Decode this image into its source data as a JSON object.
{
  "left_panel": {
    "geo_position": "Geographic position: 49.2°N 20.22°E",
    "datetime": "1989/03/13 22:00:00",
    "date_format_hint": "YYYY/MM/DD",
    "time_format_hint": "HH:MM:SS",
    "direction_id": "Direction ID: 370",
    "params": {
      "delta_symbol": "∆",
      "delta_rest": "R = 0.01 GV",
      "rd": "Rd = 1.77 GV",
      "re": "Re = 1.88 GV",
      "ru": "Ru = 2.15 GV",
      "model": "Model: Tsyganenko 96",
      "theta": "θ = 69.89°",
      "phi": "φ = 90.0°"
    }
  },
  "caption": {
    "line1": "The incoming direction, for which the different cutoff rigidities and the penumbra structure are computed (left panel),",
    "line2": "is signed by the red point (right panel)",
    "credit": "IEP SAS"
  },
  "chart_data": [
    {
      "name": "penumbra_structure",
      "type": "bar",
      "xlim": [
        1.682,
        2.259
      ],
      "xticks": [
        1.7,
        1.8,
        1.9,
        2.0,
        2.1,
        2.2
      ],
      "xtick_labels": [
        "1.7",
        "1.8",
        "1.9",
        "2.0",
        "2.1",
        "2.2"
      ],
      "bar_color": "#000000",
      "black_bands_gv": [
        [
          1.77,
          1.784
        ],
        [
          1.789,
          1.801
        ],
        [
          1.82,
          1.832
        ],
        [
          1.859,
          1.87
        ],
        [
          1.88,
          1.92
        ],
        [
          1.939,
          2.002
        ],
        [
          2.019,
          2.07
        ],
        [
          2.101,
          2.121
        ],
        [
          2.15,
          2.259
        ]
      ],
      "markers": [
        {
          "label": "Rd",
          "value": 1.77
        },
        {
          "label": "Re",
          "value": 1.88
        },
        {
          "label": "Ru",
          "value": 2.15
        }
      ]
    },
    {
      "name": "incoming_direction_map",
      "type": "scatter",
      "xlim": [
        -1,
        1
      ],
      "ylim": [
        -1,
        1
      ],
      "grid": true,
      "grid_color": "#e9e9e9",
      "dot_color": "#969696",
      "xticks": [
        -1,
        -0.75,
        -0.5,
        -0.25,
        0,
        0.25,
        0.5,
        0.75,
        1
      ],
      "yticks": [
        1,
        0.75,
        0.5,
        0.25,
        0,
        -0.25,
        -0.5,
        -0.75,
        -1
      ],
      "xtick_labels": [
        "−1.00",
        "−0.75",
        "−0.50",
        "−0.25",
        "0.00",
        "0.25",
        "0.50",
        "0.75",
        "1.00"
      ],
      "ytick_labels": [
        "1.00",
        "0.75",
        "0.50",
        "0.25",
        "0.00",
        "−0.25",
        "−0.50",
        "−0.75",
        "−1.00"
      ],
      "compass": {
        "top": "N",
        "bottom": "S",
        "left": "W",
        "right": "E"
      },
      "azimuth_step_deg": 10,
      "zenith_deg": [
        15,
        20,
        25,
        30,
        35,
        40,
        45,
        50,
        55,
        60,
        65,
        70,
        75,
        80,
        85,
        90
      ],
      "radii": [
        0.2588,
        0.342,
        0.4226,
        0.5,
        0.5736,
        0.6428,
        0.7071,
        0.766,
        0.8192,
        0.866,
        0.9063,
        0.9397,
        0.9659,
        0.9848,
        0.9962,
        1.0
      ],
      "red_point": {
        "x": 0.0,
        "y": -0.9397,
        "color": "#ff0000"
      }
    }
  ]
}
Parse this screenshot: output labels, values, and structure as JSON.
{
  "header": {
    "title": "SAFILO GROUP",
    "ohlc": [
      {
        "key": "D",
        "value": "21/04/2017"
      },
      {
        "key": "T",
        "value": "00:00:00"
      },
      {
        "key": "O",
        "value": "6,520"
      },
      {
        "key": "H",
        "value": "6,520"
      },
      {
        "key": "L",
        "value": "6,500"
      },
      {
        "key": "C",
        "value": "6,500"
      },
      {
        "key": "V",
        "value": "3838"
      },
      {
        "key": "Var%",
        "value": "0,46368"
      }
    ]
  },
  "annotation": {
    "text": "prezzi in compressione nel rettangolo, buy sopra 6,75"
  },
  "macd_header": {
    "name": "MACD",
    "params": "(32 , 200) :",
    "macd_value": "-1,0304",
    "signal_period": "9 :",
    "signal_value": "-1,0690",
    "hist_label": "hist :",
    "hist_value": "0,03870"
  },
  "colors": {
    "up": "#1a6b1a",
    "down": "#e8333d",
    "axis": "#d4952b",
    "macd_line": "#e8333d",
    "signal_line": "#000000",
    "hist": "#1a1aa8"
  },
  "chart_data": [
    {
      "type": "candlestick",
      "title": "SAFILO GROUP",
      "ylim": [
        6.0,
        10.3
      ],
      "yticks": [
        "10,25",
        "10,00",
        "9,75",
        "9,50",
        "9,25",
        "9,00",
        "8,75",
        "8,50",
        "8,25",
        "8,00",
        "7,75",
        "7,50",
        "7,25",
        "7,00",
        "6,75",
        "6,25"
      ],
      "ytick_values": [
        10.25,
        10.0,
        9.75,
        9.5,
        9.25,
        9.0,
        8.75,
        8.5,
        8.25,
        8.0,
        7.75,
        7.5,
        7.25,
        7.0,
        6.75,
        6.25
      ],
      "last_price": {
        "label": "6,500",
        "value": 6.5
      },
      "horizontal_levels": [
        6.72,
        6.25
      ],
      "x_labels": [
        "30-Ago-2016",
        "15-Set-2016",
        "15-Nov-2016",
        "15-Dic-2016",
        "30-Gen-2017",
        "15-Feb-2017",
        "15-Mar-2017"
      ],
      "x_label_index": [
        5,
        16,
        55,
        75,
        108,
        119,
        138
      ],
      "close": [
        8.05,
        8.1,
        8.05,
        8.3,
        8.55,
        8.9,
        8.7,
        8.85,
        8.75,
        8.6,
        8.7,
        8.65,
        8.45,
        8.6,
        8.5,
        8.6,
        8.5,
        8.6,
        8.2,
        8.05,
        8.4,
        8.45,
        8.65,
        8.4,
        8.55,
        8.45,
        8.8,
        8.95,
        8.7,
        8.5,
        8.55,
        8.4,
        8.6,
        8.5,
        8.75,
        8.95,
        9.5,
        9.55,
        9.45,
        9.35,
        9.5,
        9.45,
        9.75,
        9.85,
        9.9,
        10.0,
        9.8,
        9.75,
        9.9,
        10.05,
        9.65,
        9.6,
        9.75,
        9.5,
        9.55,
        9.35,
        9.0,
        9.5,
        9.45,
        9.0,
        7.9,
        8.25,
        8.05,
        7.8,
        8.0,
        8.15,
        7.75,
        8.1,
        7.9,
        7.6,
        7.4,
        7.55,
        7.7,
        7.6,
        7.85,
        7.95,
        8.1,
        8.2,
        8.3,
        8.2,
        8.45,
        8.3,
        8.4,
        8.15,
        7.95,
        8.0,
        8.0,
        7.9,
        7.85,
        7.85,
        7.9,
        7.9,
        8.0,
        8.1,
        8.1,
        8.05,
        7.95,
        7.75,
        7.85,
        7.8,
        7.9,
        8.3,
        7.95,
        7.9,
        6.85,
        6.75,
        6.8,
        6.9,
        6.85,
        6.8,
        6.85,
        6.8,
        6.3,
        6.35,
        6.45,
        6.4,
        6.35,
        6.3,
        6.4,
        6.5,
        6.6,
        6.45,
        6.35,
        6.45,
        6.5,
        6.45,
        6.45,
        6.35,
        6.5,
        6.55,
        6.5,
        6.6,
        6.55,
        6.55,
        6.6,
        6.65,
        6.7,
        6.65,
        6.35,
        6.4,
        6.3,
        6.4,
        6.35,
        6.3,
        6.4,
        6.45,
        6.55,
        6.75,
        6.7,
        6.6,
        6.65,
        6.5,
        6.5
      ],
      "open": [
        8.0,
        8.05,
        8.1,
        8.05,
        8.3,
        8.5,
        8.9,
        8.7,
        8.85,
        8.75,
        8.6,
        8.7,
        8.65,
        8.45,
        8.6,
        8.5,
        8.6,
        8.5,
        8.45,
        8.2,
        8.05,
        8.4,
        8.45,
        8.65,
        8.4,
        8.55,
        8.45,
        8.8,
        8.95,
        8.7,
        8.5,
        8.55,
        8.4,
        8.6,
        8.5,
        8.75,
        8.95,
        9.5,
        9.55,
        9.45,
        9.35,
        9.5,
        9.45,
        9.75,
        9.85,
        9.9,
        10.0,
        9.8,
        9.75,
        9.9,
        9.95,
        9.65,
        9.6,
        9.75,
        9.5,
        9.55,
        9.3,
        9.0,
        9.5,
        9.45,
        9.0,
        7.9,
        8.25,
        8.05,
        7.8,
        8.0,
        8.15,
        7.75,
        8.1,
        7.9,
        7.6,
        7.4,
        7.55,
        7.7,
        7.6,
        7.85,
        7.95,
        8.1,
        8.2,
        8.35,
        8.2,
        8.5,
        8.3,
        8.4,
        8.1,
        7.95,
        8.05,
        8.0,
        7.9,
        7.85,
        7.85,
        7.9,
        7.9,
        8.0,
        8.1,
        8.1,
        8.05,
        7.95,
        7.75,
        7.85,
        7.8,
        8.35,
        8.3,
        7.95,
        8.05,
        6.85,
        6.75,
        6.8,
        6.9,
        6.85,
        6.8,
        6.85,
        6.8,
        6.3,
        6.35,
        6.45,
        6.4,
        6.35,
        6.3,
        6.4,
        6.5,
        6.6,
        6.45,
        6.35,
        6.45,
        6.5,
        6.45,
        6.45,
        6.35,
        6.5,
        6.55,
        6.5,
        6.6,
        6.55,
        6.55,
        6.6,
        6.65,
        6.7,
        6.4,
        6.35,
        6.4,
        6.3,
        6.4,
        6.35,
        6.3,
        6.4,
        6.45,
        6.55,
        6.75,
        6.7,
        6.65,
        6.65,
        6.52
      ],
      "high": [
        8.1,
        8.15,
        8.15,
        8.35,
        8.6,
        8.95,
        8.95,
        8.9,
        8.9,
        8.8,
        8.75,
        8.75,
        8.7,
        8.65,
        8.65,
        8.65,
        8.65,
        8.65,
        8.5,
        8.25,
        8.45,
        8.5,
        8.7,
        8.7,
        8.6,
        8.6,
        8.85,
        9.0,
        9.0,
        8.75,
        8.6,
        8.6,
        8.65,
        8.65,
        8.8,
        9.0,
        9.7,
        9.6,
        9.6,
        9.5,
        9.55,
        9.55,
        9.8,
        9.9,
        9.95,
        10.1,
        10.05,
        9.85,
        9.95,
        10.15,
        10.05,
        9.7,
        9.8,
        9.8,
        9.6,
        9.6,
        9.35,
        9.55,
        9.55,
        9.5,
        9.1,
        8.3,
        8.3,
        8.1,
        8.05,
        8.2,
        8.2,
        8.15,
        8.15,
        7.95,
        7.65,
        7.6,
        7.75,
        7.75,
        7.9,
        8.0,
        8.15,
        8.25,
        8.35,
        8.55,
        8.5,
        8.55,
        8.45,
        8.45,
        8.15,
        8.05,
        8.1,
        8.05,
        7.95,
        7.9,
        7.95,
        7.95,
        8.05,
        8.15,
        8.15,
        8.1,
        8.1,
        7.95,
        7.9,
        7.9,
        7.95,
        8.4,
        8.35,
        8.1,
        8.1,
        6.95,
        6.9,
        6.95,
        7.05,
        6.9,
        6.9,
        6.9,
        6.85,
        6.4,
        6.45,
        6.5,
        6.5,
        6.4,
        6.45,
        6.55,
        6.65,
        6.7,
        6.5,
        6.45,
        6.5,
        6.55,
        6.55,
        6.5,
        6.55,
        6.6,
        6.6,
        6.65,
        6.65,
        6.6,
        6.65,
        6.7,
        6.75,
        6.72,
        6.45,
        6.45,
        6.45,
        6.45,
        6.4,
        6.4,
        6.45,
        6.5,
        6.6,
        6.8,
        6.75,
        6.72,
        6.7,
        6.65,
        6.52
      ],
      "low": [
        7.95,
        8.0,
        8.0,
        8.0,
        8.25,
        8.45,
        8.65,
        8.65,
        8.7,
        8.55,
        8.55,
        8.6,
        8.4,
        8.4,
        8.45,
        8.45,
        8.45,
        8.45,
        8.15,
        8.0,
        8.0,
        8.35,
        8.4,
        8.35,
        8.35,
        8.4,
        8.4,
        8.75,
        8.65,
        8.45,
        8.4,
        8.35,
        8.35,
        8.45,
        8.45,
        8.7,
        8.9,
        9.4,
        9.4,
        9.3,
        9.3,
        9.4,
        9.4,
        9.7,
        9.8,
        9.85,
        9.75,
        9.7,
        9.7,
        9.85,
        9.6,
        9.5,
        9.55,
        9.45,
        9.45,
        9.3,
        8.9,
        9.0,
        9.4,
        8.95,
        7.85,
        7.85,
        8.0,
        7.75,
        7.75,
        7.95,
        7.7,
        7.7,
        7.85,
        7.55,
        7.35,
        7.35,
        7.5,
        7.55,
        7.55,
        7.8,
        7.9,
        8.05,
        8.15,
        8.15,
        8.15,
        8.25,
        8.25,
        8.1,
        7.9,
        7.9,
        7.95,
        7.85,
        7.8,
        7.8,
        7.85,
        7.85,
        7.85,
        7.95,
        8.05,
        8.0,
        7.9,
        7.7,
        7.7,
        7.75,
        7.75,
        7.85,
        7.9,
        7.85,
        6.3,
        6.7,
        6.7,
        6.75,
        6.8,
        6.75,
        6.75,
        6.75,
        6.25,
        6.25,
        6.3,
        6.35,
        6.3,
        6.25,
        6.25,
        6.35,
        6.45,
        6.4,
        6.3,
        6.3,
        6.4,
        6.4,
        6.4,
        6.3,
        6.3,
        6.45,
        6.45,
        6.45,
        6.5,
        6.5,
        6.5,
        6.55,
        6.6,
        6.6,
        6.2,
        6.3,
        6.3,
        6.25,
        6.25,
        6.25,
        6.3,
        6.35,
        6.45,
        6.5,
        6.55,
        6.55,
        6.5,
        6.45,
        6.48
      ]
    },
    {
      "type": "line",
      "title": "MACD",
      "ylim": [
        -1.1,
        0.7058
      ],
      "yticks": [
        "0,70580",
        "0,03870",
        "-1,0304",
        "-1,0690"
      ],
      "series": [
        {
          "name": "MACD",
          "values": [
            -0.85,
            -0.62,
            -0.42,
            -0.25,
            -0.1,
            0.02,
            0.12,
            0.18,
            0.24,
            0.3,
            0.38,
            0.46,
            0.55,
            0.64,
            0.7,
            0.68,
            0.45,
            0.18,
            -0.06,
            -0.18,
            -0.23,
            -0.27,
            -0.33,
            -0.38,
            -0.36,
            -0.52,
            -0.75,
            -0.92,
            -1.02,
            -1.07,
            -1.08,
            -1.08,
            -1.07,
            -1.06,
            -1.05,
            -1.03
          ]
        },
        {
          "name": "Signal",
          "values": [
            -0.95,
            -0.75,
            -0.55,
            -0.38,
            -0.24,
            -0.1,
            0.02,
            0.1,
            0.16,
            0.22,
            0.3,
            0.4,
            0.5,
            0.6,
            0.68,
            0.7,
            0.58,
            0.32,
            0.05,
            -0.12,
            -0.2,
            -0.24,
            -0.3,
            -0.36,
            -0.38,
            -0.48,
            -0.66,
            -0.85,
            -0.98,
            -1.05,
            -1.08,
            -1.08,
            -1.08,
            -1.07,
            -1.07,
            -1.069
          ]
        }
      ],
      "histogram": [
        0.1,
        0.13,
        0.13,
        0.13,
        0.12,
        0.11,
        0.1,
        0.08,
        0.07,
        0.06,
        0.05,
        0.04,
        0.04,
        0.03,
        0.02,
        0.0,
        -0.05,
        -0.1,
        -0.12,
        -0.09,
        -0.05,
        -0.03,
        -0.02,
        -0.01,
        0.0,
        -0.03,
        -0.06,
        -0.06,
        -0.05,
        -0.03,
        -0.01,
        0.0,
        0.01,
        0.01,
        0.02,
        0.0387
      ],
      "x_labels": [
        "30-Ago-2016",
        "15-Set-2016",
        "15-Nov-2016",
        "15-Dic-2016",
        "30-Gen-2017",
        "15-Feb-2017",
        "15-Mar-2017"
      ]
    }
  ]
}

## WORK TO COMPLETE
Reply with one number: the count of lines in the entries that include the word "type".

## WRITTEN RESPONSE
4